** Entries taken from a collection **
§ §
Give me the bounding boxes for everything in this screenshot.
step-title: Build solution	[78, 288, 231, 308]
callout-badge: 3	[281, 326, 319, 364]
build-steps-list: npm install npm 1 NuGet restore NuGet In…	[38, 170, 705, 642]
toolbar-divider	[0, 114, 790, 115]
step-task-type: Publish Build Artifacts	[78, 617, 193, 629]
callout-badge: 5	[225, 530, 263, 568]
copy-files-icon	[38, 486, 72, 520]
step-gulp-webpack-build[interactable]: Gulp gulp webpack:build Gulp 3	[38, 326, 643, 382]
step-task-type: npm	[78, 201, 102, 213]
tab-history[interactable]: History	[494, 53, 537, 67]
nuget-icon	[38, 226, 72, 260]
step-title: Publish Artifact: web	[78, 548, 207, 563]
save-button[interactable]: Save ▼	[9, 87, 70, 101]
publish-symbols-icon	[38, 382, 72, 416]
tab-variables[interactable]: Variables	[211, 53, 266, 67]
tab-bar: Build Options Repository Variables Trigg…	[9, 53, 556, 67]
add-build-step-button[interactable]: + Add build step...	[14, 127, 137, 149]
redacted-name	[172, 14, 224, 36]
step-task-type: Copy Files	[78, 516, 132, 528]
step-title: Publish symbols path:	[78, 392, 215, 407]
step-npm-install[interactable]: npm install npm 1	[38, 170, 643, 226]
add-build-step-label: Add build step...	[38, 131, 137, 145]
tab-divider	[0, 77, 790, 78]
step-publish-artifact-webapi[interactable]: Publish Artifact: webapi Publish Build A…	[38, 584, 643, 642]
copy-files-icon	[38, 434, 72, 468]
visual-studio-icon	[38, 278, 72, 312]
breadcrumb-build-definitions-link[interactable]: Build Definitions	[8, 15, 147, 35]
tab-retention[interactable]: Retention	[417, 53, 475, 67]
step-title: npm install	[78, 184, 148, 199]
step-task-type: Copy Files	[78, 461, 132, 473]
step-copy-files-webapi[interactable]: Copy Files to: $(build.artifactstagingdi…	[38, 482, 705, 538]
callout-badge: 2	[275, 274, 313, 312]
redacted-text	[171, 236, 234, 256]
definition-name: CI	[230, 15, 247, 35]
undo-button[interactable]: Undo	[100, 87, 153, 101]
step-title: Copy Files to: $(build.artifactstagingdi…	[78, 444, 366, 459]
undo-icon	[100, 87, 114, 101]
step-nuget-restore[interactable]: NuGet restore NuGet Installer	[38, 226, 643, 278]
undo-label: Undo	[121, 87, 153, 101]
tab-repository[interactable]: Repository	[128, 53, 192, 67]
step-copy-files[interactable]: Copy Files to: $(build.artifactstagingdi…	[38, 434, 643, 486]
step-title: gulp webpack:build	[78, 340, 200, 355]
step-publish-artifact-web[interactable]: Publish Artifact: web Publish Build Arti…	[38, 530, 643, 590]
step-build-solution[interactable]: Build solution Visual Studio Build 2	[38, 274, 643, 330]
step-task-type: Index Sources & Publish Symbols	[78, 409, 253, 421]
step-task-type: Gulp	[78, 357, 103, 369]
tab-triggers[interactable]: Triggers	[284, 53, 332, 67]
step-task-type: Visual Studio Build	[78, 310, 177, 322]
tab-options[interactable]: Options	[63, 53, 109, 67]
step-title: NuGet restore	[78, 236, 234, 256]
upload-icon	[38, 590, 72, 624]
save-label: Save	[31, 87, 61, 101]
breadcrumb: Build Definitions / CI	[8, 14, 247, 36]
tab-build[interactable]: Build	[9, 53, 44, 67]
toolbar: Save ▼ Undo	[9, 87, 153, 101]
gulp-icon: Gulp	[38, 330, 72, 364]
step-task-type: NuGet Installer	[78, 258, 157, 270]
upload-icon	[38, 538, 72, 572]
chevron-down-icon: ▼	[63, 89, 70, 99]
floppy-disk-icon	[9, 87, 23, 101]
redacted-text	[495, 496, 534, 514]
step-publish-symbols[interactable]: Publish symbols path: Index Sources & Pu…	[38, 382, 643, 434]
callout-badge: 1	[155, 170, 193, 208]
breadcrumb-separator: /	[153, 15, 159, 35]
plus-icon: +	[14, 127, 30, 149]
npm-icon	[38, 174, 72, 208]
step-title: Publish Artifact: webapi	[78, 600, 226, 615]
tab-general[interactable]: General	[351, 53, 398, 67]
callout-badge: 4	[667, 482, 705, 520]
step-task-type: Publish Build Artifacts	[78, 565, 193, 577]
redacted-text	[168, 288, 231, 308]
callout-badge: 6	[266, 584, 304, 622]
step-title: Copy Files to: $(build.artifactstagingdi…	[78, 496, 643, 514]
§ §
Convert every line of the material above into a Markdown table with a "Row" column for the row number and a "Line" column for the line, leaving out blank lines.

| Row | Line |
|---|---|
| 1 | Give me the bounding boxes for everything in this screenshot. |
| 2 | step-title: Build solution	[78, 288, 231, 308] |
| 3 | callout-badge: 3	[281, 326, 319, 364] |
| 4 | build-steps-list: npm install npm 1 NuGet restore NuGet In…	[38, 170, 705, 642] |
| 5 | toolbar-divider	[0, 114, 790, 115] |
| 6 | step-task-type: Publish Build Artifacts	[78, 617, 193, 629] |
| 7 | callout-badge: 5	[225, 530, 263, 568] |
| 8 | copy-files-icon	[38, 486, 72, 520] |
| 9 | step-gulp-webpack-build[interactable]: Gulp gulp webpack:build Gulp 3	[38, 326, 643, 382] |
| 10 | step-task-type: npm	[78, 201, 102, 213] |
| 11 | tab-history[interactable]: History	[494, 53, 537, 67] |
| 12 | nuget-icon	[38, 226, 72, 260] |
| 13 | step-title: Publish Artifact: web	[78, 548, 207, 563] |
| 14 | save-button[interactable]: Save ▼	[9, 87, 70, 101] |
| 15 | publish-symbols-icon	[38, 382, 72, 416] |
| 16 | tab-variables[interactable]: Variables	[211, 53, 266, 67] |
| 17 | tab-bar: Build Options Repository Variables Trigg…	[9, 53, 556, 67] |
| 18 | add-build-step-button[interactable]: + Add build step...	[14, 127, 137, 149] |
| 19 | redacted-name	[172, 14, 224, 36] |
| 20 | step-task-type: Copy Files	[78, 516, 132, 528] |
| 21 | step-title: Publish symbols path:	[78, 392, 215, 407] |
| 22 | step-npm-install[interactable]: npm install npm 1	[38, 170, 643, 226] |
| 23 | add-build-step-label: Add build step...	[38, 131, 137, 145] |
| 24 | tab-divider	[0, 77, 790, 78] |
| 25 | step-publish-artifact-webapi[interactable]: Publish Artifact: webapi Publish Build A…	[38, 584, 643, 642] |
| 26 | copy-files-icon	[38, 434, 72, 468] |
| 27 | visual-studio-icon	[38, 278, 72, 312] |
| 28 | breadcrumb-build-definitions-link[interactable]: Build Definitions	[8, 15, 147, 35] |
| 29 | tab-retention[interactable]: Retention	[417, 53, 475, 67] |
| 30 | step-title: npm install	[78, 184, 148, 199] |
| 31 | step-task-type: Copy Files	[78, 461, 132, 473] |
| 32 | step-copy-files-webapi[interactable]: Copy Files to: $(build.artifactstagingdi…	[38, 482, 705, 538] |
| 33 | callout-badge: 2	[275, 274, 313, 312] |
| 34 | redacted-text	[171, 236, 234, 256] |
| 35 | definition-name: CI	[230, 15, 247, 35] |
| 36 | undo-button[interactable]: Undo	[100, 87, 153, 101] |
| 37 | step-title: Copy Files to: $(build.artifactstagingdi…	[78, 444, 366, 459] |
| 38 | undo-icon	[100, 87, 114, 101] |
| 39 | step-nuget-restore[interactable]: NuGet restore NuGet Installer	[38, 226, 643, 278] |
| 40 | undo-label: Undo	[121, 87, 153, 101] |
| 41 | tab-repository[interactable]: Repository	[128, 53, 192, 67] |
| 42 | step-copy-files[interactable]: Copy Files to: $(build.artifactstagingdi…	[38, 434, 643, 486] |
| 43 | step-title: gulp webpack:build	[78, 340, 200, 355] |
| 44 | step-publish-artifact-web[interactable]: Publish Artifact: web Publish Build Arti…	[38, 530, 643, 590] |
| 45 | step-build-solution[interactable]: Build solution Visual Studio Build 2	[38, 274, 643, 330] |
| 46 | step-task-type: Index Sources & Publish Symbols	[78, 409, 253, 421] |
| 47 | step-task-type: Gulp	[78, 357, 103, 369] |
| 48 | tab-triggers[interactable]: Triggers	[284, 53, 332, 67] |
| 49 | step-task-type: Visual Studio Build	[78, 310, 177, 322] |
| 50 | tab-options[interactable]: Options	[63, 53, 109, 67] |
| 51 | step-title: NuGet restore	[78, 236, 234, 256] |
| 52 | upload-icon	[38, 590, 72, 624] |
| 53 | save-label: Save	[31, 87, 61, 101] |
| 54 | breadcrumb: Build Definitions / CI	[8, 14, 247, 36] |
| 55 | tab-build[interactable]: Build	[9, 53, 44, 67] |
| 56 | toolbar: Save ▼ Undo	[9, 87, 153, 101] |
| 57 | gulp-icon: Gulp	[38, 330, 72, 364] |
| 58 | step-task-type: NuGet Installer	[78, 258, 157, 270] |
| 59 | upload-icon	[38, 538, 72, 572] |
| 60 | chevron-down-icon: ▼	[63, 89, 70, 99] |
| 61 | floppy-disk-icon	[9, 87, 23, 101] |
| 62 | redacted-text	[495, 496, 534, 514] |
| 63 | step-publish-symbols[interactable]: Publish symbols path: Index Sources & Pu…	[38, 382, 643, 434] |
| 64 | callout-badge: 1	[155, 170, 193, 208] |
| 65 | breadcrumb-separator: /	[153, 15, 159, 35] |
| 66 | plus-icon: +	[14, 127, 30, 149] |
| 67 | npm-icon	[38, 174, 72, 208] |
| 68 | step-title: Publish Artifact: webapi	[78, 600, 226, 615] |
| 69 | tab-general[interactable]: General	[351, 53, 398, 67] |
| 70 | callout-badge: 4	[667, 482, 705, 520] |
| 71 | step-task-type: Publish Build Artifacts	[78, 565, 193, 577] |
| 72 | redacted-text	[168, 288, 231, 308] |
| 73 | callout-badge: 6	[266, 584, 304, 622] |
| 74 | step-title: Copy Files to: $(build.artifactstagingdi…	[78, 496, 643, 514] |